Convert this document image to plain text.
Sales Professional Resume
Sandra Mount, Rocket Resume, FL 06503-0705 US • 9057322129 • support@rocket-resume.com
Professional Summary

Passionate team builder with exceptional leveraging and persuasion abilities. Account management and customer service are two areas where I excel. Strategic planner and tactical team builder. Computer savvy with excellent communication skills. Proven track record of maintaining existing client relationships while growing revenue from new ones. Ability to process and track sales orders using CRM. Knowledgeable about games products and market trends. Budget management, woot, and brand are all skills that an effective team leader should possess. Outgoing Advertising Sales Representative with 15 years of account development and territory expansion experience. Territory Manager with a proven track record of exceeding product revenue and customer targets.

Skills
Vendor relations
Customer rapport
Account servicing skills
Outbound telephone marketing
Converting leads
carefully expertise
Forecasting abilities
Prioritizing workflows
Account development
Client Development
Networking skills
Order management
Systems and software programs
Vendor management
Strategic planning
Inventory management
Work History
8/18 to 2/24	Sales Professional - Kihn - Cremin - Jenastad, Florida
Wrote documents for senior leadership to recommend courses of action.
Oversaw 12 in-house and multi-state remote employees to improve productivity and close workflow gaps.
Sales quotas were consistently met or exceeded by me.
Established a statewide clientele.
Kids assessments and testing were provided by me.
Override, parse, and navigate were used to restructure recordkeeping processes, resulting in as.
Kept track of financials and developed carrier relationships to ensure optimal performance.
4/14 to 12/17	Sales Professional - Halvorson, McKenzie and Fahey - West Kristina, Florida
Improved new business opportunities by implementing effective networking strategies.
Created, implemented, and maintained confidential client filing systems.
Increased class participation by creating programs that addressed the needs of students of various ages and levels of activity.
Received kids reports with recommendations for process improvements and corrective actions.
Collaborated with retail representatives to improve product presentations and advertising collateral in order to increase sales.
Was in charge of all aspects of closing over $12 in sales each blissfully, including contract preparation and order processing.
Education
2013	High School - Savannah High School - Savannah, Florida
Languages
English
---
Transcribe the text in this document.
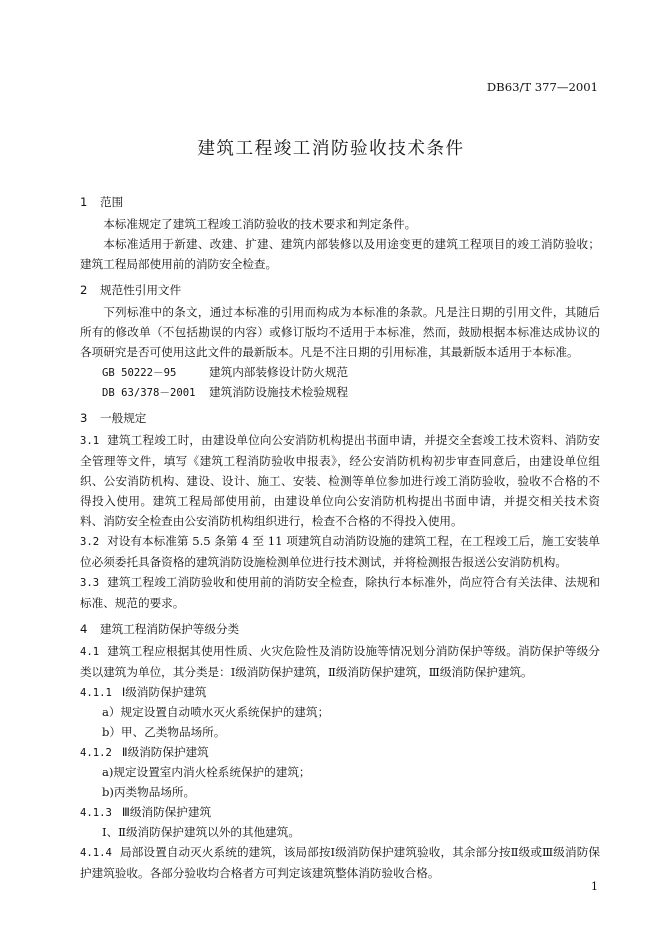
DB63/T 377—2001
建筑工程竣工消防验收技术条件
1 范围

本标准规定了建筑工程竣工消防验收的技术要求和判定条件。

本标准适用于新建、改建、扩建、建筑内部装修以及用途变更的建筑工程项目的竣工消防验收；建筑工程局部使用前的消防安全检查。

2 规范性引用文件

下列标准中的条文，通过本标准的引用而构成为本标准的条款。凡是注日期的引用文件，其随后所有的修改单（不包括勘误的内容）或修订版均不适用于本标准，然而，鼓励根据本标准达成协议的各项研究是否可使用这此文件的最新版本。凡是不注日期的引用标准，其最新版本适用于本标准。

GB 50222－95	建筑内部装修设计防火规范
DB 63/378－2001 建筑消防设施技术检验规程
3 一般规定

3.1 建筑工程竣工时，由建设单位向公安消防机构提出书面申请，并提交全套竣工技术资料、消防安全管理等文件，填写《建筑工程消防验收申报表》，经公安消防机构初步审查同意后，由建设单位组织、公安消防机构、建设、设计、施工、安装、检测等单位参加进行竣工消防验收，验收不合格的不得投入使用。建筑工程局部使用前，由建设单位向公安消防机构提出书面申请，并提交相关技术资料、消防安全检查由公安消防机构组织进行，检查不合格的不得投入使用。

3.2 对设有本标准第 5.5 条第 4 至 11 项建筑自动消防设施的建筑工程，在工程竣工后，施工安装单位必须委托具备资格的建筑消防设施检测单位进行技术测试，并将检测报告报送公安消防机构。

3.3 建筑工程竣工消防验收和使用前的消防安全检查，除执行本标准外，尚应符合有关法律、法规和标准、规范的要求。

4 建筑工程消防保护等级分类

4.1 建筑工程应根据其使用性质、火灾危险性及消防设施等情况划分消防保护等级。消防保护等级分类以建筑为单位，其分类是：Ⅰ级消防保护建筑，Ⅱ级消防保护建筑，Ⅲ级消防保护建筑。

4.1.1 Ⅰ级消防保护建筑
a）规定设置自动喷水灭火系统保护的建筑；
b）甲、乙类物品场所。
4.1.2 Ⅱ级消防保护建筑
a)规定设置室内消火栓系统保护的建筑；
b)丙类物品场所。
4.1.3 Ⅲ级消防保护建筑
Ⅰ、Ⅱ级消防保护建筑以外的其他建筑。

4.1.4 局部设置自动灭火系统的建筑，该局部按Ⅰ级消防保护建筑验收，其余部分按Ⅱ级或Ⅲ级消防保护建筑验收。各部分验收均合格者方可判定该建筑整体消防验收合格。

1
...
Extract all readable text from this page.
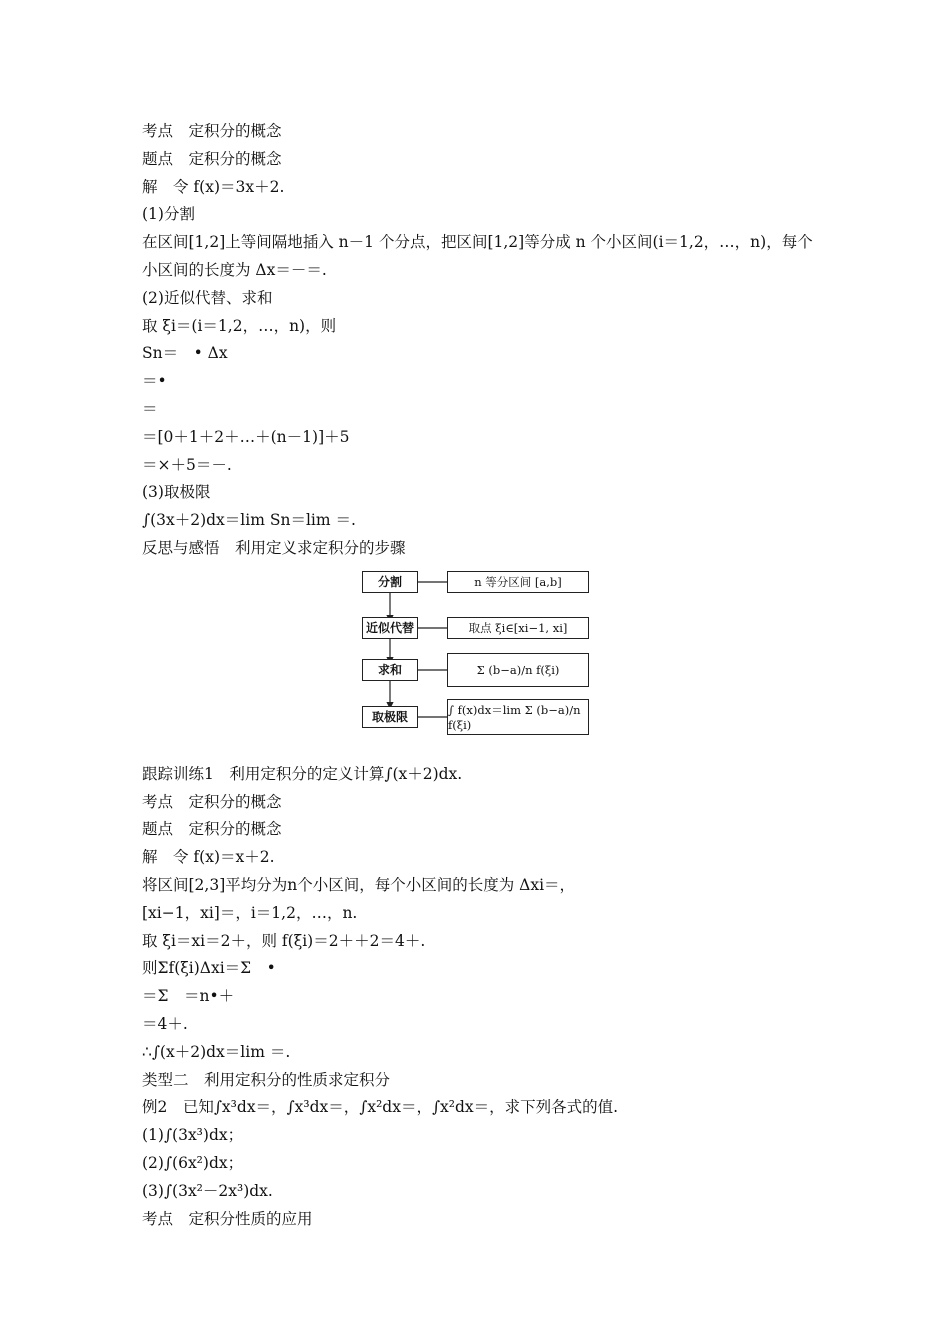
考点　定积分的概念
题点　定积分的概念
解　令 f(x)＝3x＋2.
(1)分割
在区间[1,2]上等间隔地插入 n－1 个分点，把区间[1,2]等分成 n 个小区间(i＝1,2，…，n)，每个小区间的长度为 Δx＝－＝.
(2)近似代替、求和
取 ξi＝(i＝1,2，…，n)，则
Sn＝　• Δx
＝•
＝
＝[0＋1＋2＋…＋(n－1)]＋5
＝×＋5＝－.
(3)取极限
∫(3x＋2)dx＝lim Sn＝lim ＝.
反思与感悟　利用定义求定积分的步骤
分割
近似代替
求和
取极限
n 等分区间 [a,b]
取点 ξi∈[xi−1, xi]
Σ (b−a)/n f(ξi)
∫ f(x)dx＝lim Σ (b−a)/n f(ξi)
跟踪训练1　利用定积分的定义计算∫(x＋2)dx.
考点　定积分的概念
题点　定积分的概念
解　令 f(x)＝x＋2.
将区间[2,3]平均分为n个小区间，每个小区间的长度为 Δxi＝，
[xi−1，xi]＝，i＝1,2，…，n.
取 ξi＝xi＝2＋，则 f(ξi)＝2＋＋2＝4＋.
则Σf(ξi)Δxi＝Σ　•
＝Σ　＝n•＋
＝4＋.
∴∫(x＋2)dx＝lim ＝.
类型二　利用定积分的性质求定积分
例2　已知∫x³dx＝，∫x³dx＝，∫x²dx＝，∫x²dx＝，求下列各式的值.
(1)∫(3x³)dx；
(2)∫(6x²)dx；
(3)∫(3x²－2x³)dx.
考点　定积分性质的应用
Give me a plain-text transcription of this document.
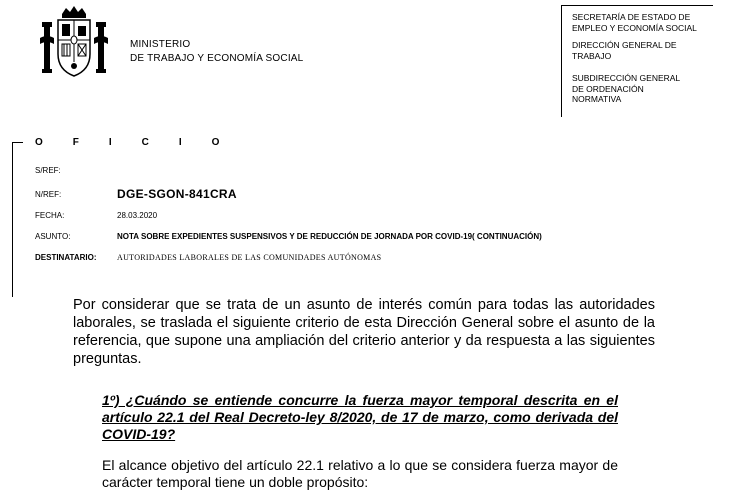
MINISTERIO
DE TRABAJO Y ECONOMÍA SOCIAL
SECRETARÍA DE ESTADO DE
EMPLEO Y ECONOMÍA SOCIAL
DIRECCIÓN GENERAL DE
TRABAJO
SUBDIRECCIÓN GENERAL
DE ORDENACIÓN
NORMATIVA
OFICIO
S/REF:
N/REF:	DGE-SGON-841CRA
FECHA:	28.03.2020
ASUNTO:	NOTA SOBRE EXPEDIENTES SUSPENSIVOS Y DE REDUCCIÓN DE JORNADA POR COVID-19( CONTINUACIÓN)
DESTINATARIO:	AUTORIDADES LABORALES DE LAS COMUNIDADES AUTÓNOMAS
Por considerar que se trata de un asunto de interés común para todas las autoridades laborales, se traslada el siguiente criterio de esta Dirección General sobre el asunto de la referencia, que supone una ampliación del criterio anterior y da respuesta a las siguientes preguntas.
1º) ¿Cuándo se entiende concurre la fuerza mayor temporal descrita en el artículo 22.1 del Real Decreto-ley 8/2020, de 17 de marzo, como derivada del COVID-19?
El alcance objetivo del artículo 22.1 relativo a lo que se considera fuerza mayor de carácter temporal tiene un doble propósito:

## Stated goal:
Give every line of the material that includes the string "this".

## Problem solution:
Convert this document image to plain text.
Transcribe the text in this document.
Extract all readable text from this page.
Give me a plain-text transcription of this document.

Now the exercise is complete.